───── Input ─────

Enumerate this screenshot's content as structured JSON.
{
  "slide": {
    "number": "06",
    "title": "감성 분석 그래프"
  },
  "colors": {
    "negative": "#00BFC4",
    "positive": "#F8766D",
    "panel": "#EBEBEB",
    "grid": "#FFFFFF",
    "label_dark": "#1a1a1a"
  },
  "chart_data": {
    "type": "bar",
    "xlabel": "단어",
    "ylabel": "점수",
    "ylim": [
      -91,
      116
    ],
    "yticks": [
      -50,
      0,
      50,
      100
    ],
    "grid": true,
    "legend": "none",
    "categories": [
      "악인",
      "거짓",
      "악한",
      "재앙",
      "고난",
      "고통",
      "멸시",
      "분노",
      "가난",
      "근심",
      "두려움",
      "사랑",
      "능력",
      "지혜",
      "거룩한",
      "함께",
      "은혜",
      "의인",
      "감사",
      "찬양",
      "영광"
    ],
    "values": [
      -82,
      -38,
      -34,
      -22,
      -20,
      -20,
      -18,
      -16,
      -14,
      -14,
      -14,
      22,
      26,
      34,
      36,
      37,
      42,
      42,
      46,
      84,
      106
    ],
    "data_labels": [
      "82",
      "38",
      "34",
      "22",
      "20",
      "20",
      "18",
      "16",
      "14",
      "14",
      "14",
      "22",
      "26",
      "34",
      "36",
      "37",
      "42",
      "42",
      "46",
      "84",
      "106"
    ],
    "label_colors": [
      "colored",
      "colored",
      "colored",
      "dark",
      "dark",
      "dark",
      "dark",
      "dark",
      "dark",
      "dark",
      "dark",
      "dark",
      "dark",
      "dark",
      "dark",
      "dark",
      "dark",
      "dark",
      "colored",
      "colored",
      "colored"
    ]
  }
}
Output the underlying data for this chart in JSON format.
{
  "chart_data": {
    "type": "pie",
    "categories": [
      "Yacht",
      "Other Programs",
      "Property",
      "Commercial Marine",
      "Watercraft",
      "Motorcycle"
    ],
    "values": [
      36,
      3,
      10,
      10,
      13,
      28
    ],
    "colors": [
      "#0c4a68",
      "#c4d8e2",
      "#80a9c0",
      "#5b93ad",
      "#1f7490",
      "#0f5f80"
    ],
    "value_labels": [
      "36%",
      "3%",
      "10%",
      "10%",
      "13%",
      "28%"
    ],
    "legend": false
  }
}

─────

• **Aim**
Word for word, write out the data.

• **Complete output**
Enumerate this screenshot's content as structured JSON.
{
  "slide": {
    "number": "06",
    "title": "감성 분석 그래프"
  },
  "colors": {
    "negative": "#00BFC4",
    "positive": "#F8766D",
    "panel": "#EBEBEB",
    "grid": "#FFFFFF",
    "label_dark": "#1a1a1a"
  },
  "chart_data": {
    "type": "bar",
    "xlabel": "단어",
    "ylabel": "점수",
    "ylim": [
      -91,
      116
    ],
    "yticks": [
      -50,
      0,
      50,
      100
    ],
    "grid": true,
    "legend": "none",
    "categories": [
      "악인",
      "거짓",
      "악한",
      "재앙",
      "고난",
      "고통",
      "멸시",
      "분노",
      "가난",
      "근심",
      "두려움",
      "사랑",
      "능력",
      "지혜",
      "거룩한",
      "함께",
      "은혜",
      "의인",
      "감사",
      "찬양",
      "영광"
    ],
    "values": [
      -82,
      -38,
      -34,
      -22,
      -20,
      -20,
      -18,
      -16,
      -14,
      -14,
      -14,
      22,
      26,
      34,
      36,
      37,
      42,
      42,
      46,
      84,
      106
    ],
    "data_labels": [
      "82",
      "38",
      "34",
      "22",
      "20",
      "20",
      "18",
      "16",
      "14",
      "14",
      "14",
      "22",
      "26",
      "34",
      "36",
      "37",
      "42",
      "42",
      "46",
      "84",
      "106"
    ],
    "label_colors": [
      "colored",
      "colored",
      "colored",
      "dark",
      "dark",
      "dark",
      "dark",
      "dark",
      "dark",
      "dark",
      "dark",
      "dark",
      "dark",
      "dark",
      "dark",
      "dark",
      "dark",
      "dark",
      "colored",
      "colored",
      "colored"
    ]
  }
}
Output the underlying data for this chart in JSON format.
{
  "chart_data": {
    "type": "pie",
    "categories": [
      "Yacht",
      "Other Programs",
      "Property",
      "Commercial Marine",
      "Watercraft",
      "Motorcycle"
    ],
    "values": [
      36,
      3,
      10,
      10,
      13,
      28
    ],
    "colors": [
      "#0c4a68",
      "#c4d8e2",
      "#80a9c0",
      "#5b93ad",
      "#1f7490",
      "#0f5f80"
    ],
    "value_labels": [
      "36%",
      "3%",
      "10%",
      "10%",
      "13%",
      "28%"
    ],
    "legend": false
  }
}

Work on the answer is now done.